* Requirements *
Turn every line of the entries below into a Markdown table with two columns, Row and Line. Number the rows in order and omit any blank lines.

* Task input *
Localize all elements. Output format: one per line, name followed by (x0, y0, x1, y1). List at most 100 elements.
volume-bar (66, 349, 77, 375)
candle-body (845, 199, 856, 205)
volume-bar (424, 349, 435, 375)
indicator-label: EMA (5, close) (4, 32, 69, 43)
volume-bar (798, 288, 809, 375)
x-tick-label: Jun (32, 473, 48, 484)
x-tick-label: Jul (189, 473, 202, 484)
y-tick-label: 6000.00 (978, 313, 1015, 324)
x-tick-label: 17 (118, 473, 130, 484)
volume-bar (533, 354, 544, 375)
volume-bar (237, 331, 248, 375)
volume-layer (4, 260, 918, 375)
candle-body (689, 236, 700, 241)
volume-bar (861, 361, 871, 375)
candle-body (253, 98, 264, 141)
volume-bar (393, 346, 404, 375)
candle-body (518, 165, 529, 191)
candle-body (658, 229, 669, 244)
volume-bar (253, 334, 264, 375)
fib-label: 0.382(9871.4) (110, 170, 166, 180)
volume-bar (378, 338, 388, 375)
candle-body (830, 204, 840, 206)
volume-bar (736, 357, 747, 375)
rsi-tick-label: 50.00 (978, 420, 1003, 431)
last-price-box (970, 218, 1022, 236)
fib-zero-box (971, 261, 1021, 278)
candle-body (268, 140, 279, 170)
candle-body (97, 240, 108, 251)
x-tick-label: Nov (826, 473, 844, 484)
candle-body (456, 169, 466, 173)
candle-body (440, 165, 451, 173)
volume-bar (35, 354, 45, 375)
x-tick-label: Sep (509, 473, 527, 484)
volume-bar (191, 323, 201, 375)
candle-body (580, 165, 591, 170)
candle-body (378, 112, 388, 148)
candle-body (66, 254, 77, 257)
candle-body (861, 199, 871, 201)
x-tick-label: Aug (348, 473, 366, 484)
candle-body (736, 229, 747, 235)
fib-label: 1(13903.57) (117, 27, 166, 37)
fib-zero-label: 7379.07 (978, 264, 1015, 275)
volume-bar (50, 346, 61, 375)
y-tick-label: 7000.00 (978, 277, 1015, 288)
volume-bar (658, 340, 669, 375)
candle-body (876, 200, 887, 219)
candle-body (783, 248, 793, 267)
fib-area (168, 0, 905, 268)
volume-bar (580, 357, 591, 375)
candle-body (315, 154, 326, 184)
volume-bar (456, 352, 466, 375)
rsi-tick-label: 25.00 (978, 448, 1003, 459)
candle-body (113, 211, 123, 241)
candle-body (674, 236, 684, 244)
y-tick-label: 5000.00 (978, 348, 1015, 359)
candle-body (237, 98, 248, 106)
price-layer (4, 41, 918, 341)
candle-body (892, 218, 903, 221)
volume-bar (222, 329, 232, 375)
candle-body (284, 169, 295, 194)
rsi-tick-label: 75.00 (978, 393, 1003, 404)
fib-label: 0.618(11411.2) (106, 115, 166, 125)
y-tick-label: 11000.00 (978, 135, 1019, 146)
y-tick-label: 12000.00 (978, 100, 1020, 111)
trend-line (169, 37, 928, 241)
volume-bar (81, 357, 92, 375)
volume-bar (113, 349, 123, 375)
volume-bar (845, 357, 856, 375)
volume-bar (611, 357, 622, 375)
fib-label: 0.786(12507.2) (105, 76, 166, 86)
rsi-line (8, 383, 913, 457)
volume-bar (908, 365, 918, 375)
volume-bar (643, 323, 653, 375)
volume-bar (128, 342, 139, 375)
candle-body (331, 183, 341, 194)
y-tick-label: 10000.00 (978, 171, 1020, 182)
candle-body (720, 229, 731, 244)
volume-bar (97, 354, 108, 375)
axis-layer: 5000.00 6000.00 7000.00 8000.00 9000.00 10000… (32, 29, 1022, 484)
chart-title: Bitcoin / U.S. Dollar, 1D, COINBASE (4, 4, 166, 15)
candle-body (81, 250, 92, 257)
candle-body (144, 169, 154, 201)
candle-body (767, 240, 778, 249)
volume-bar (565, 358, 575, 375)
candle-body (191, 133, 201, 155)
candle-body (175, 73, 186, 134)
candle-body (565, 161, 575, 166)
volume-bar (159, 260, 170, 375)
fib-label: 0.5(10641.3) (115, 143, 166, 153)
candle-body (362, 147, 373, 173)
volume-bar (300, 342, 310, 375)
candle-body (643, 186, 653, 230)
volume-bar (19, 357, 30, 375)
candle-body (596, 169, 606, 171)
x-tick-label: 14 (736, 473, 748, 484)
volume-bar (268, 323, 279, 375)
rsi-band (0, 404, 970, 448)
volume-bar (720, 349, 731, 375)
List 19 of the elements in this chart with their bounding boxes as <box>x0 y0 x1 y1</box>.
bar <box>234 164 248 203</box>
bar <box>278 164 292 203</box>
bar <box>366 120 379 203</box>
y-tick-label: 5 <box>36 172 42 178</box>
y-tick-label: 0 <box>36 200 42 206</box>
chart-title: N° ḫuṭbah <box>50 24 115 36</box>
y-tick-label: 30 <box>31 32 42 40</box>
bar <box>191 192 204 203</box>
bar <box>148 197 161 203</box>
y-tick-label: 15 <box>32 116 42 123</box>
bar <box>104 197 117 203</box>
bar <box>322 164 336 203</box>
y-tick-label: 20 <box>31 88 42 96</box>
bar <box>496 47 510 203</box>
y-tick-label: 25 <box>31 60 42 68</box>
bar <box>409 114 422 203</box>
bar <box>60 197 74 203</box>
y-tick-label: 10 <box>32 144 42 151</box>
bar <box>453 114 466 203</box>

* Full output *
| Row | Line |
|---|---|
| 1 | Localize all elements. Output format: one per line, name followed by (x0, y0, x1, y1). List at most 100 elements. |
| 2 | volume-bar (66, 349, 77, 375) |
| 3 | candle-body (845, 199, 856, 205) |
| 4 | volume-bar (424, 349, 435, 375) |
| 5 | indicator-label: EMA (5, close) (4, 32, 69, 43) |
| 6 | volume-bar (798, 288, 809, 375) |
| 7 | x-tick-label: Jun (32, 473, 48, 484) |
| 8 | x-tick-label: Jul (189, 473, 202, 484) |
| 9 | y-tick-label: 6000.00 (978, 313, 1015, 324) |
| 10 | x-tick-label: 17 (118, 473, 130, 484) |
| 11 | volume-bar (533, 354, 544, 375) |
| 12 | volume-bar (237, 331, 248, 375) |
| 13 | volume-layer (4, 260, 918, 375) |
| 14 | candle-body (689, 236, 700, 241) |
| 15 | volume-bar (861, 361, 871, 375) |
| 16 | candle-body (253, 98, 264, 141) |
| 17 | volume-bar (393, 346, 404, 375) |
| 18 | candle-body (518, 165, 529, 191) |
| 19 | candle-body (658, 229, 669, 244) |
| 20 | volume-bar (253, 334, 264, 375) |
| 21 | fib-label: 0.382(9871.4) (110, 170, 166, 180) |
| 22 | volume-bar (378, 338, 388, 375) |
| 23 | candle-body (830, 204, 840, 206) |
| 24 | volume-bar (736, 357, 747, 375) |
| 25 | rsi-tick-label: 50.00 (978, 420, 1003, 431) |
| 26 | last-price-box (970, 218, 1022, 236) |
| 27 | fib-zero-box (971, 261, 1021, 278) |
| 28 | candle-body (268, 140, 279, 170) |
| 29 | candle-body (97, 240, 108, 251) |
| 30 | x-tick-label: Nov (826, 473, 844, 484) |
| 31 | candle-body (456, 169, 466, 173) |
| 32 | candle-body (440, 165, 451, 173) |
| 33 | volume-bar (35, 354, 45, 375) |
| 34 | x-tick-label: Sep (509, 473, 527, 484) |
| 35 | volume-bar (191, 323, 201, 375) |
| 36 | candle-body (580, 165, 591, 170) |
| 37 | candle-body (378, 112, 388, 148) |
| 38 | candle-body (66, 254, 77, 257) |
| 39 | candle-body (861, 199, 871, 201) |
| 40 | x-tick-label: Aug (348, 473, 366, 484) |
| 41 | candle-body (736, 229, 747, 235) |
| 42 | fib-label: 1(13903.57) (117, 27, 166, 37) |
| 43 | fib-zero-label: 7379.07 (978, 264, 1015, 275) |
| 44 | volume-bar (50, 346, 61, 375) |
| 45 | y-tick-label: 7000.00 (978, 277, 1015, 288) |
| 46 | volume-bar (658, 340, 669, 375) |
| 47 | candle-body (876, 200, 887, 219) |
| 48 | candle-body (783, 248, 793, 267) |
| 49 | fib-area (168, 0, 905, 268) |
| 50 | volume-bar (580, 357, 591, 375) |
| 51 | candle-body (315, 154, 326, 184) |
| 52 | volume-bar (456, 352, 466, 375) |
| 53 | rsi-tick-label: 25.00 (978, 448, 1003, 459) |
| 54 | candle-body (113, 211, 123, 241) |
| 55 | candle-body (674, 236, 684, 244) |
| 56 | y-tick-label: 5000.00 (978, 348, 1015, 359) |
| 57 | candle-body (237, 98, 248, 106) |
| 58 | price-layer (4, 41, 918, 341) |
| 59 | candle-body (892, 218, 903, 221) |
| 60 | volume-bar (222, 329, 232, 375) |
| 61 | candle-body (284, 169, 295, 194) |
| 62 | rsi-tick-label: 75.00 (978, 393, 1003, 404) |
| 63 | fib-label: 0.618(11411.2) (106, 115, 166, 125) |
| 64 | y-tick-label: 11000.00 (978, 135, 1019, 146) |
| 65 | y-tick-label: 12000.00 (978, 100, 1020, 111) |
| 66 | trend-line (169, 37, 928, 241) |
| 67 | volume-bar (81, 357, 92, 375) |
| 68 | volume-bar (113, 349, 123, 375) |
| 69 | volume-bar (845, 357, 856, 375) |
| 70 | volume-bar (611, 357, 622, 375) |
| 71 | fib-label: 0.786(12507.2) (105, 76, 166, 86) |
| 72 | rsi-line (8, 383, 913, 457) |
| 73 | volume-bar (908, 365, 918, 375) |
| 74 | volume-bar (643, 323, 653, 375) |
| 75 | volume-bar (128, 342, 139, 375) |
| 76 | candle-body (331, 183, 341, 194) |
| 77 | y-tick-label: 10000.00 (978, 171, 1020, 182) |
| 78 | candle-body (720, 229, 731, 244) |
| 79 | volume-bar (97, 354, 108, 375) |
| 80 | axis-layer: 5000.00 6000.00 7000.00 8000.00 9000.00 10000… (32, 29, 1022, 484) |
| 81 | chart-title: Bitcoin / U.S. Dollar, 1D, COINBASE (4, 4, 166, 15) |
| 82 | candle-body (81, 250, 92, 257) |
| 83 | candle-body (144, 169, 154, 201) |
| 84 | candle-body (767, 240, 778, 249) |
| 85 | volume-bar (565, 358, 575, 375) |
| 86 | candle-body (191, 133, 201, 155) |
| 87 | candle-body (175, 73, 186, 134) |
| 88 | candle-body (565, 161, 575, 166) |
| 89 | volume-bar (159, 260, 170, 375) |
| 90 | fib-label: 0.5(10641.3) (115, 143, 166, 153) |
| 91 | candle-body (362, 147, 373, 173) |
| 92 | volume-bar (300, 342, 310, 375) |
| 93 | candle-body (643, 186, 653, 230) |
| 94 | volume-bar (19, 357, 30, 375) |
| 95 | candle-body (596, 169, 606, 171) |
| 96 | x-tick-label: 14 (736, 473, 748, 484) |
| 97 | volume-bar (268, 323, 279, 375) |
| 98 | rsi-band (0, 404, 970, 448) |
| 99 | volume-bar (720, 349, 731, 375) |
| 100 | List 19 of the elements in this chart with their bounding boxes as <box>x0 y0 x1 y1</box>. |
| 101 | bar <box>234 164 248 203</box> |
| 102 | bar <box>278 164 292 203</box> |
| 103 | bar <box>366 120 379 203</box> |
| 104 | y-tick-label: 5 <box>36 172 42 178</box> |
| 105 | y-tick-label: 0 <box>36 200 42 206</box> |
| 106 | chart-title: N° ḫuṭbah <box>50 24 115 36</box> |
| 107 | y-tick-label: 30 <box>31 32 42 40</box> |
| 108 | bar <box>191 192 204 203</box> |
| 109 | bar <box>148 197 161 203</box> |
| 110 | y-tick-label: 15 <box>32 116 42 123</box> |
| 111 | bar <box>104 197 117 203</box> |
| 112 | bar <box>322 164 336 203</box> |
| 113 | y-tick-label: 20 <box>31 88 42 96</box> |
| 114 | bar <box>496 47 510 203</box> |
| 115 | y-tick-label: 25 <box>31 60 42 68</box> |
| 116 | bar <box>409 114 422 203</box> |
| 117 | bar <box>60 197 74 203</box> |
| 118 | y-tick-label: 10 <box>32 144 42 151</box> |
| 119 | bar <box>453 114 466 203</box> |